## Data for this exercise
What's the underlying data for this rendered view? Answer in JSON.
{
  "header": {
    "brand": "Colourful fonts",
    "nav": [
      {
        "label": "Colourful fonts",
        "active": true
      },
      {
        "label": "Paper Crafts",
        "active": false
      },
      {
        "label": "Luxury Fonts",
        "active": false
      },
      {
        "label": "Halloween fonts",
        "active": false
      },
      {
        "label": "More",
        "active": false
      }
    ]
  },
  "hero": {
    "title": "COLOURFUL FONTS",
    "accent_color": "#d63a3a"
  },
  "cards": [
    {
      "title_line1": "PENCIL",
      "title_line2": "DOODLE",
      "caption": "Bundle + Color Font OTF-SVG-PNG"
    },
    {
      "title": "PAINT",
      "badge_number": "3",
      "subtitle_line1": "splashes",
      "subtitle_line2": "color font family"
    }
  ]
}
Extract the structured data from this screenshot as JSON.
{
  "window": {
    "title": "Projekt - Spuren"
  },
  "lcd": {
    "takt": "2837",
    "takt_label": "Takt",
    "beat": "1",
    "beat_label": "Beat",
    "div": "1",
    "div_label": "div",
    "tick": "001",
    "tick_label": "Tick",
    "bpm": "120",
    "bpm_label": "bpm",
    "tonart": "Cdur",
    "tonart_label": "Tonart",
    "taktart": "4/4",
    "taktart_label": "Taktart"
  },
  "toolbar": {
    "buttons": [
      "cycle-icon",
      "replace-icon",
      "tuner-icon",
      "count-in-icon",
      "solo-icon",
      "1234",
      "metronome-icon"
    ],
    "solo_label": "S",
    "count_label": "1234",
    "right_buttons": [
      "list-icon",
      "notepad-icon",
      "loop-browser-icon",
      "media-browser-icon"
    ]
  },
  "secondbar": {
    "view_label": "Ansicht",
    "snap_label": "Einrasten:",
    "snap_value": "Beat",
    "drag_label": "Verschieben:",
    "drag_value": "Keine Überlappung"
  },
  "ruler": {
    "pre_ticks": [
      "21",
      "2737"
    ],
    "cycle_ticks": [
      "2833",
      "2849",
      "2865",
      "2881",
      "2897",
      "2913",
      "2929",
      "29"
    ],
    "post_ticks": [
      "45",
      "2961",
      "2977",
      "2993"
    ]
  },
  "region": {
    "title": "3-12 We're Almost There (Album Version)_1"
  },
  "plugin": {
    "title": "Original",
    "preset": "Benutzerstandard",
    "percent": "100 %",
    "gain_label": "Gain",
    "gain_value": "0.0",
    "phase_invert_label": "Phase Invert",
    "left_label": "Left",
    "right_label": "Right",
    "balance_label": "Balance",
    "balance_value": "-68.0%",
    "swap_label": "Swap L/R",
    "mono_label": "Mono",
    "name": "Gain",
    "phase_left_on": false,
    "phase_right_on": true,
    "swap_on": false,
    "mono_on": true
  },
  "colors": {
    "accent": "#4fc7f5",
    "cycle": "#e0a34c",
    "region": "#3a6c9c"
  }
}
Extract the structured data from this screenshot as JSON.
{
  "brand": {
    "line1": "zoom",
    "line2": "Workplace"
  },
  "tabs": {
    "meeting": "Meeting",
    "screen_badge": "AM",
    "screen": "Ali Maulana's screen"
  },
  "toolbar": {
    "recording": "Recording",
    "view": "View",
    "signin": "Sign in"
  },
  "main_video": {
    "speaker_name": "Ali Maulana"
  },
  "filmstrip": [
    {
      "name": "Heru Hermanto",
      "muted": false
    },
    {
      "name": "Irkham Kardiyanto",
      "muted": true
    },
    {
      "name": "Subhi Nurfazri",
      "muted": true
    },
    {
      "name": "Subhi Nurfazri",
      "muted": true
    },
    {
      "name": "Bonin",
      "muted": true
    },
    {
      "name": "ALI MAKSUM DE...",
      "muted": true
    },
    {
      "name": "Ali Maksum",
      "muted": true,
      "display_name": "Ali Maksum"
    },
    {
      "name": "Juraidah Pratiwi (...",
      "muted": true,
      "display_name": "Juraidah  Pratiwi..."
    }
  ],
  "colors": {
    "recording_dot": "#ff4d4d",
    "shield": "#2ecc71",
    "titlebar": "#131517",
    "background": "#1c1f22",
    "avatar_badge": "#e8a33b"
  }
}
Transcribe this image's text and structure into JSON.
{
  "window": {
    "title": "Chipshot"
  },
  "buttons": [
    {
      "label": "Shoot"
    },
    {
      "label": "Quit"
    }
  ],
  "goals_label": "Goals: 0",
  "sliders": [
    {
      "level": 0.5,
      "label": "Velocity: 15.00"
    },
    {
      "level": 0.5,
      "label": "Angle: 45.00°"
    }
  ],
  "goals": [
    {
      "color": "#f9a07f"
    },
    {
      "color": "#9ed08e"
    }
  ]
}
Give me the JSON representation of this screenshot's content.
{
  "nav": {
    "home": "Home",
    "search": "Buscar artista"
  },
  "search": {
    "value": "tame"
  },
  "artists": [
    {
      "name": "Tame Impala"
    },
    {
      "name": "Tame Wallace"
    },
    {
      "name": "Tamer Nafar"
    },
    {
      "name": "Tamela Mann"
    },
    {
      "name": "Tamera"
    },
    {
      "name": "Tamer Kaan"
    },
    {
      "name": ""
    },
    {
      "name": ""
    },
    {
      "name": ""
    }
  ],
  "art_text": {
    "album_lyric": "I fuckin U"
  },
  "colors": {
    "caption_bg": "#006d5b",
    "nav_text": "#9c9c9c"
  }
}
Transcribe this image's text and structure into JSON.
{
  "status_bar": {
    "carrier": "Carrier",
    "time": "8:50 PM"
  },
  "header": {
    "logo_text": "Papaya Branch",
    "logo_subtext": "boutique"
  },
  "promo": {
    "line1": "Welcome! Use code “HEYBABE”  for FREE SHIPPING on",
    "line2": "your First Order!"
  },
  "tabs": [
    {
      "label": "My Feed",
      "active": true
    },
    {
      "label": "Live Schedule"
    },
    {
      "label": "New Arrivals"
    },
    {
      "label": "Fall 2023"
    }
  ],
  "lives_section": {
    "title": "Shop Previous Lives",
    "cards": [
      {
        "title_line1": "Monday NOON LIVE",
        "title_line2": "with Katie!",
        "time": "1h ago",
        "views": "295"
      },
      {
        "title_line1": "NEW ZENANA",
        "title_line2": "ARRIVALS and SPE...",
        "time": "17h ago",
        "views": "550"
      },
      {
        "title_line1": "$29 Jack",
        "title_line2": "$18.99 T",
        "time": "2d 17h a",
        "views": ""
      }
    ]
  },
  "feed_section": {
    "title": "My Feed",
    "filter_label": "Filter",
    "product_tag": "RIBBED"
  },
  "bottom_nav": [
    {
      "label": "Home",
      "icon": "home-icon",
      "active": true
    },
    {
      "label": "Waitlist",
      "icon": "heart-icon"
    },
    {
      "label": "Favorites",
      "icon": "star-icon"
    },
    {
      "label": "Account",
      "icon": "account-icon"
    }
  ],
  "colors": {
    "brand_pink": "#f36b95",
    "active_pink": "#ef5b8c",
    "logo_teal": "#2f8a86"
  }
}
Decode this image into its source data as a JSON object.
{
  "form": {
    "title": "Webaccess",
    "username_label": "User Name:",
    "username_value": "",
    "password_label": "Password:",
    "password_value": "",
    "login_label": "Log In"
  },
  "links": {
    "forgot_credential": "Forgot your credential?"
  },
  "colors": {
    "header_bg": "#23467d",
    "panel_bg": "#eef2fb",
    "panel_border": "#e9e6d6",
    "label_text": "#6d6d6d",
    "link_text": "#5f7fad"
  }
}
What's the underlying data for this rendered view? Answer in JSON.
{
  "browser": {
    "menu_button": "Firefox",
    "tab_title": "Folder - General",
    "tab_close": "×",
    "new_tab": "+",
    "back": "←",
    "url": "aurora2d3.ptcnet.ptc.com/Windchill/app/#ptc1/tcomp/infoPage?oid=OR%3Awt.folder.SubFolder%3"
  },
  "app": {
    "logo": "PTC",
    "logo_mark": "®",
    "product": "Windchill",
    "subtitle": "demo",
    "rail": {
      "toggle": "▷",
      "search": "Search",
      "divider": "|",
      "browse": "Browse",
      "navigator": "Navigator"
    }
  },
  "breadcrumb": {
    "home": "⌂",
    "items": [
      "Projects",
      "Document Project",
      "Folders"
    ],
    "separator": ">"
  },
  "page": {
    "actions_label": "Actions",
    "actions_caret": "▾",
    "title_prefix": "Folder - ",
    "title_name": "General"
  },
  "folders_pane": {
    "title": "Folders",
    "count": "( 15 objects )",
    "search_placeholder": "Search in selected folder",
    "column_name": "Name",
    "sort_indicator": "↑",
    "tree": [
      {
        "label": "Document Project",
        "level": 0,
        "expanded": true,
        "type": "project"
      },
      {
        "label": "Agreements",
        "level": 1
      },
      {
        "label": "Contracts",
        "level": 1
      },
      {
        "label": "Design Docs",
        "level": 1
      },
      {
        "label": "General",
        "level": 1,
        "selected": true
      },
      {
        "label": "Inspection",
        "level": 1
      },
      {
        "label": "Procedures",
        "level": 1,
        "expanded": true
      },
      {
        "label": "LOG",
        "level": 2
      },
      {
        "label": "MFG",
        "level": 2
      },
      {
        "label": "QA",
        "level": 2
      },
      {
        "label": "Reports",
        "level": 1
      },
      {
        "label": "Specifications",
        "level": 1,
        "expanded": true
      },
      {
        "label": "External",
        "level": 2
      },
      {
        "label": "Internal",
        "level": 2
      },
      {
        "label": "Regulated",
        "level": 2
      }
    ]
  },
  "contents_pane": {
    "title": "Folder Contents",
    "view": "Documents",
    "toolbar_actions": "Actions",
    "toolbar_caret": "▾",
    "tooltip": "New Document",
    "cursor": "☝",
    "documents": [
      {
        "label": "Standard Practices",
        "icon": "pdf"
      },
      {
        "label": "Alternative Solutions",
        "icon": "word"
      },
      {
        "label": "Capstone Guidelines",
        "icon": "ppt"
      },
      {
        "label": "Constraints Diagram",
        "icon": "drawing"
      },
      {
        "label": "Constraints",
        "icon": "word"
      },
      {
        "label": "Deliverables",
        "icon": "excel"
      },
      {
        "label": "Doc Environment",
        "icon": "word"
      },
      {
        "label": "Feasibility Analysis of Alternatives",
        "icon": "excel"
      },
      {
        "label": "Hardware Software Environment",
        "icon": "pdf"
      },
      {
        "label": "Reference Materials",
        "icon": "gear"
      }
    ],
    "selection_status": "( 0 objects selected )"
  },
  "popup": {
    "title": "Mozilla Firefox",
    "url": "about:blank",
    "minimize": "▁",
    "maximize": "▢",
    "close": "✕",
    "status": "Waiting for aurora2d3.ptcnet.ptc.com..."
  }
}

## Work to complete
Your task is to list each line of the records with the word "Firefox".

## Exercise response
    "menu_button": "Firefox",
    "title": "Mozilla Firefox",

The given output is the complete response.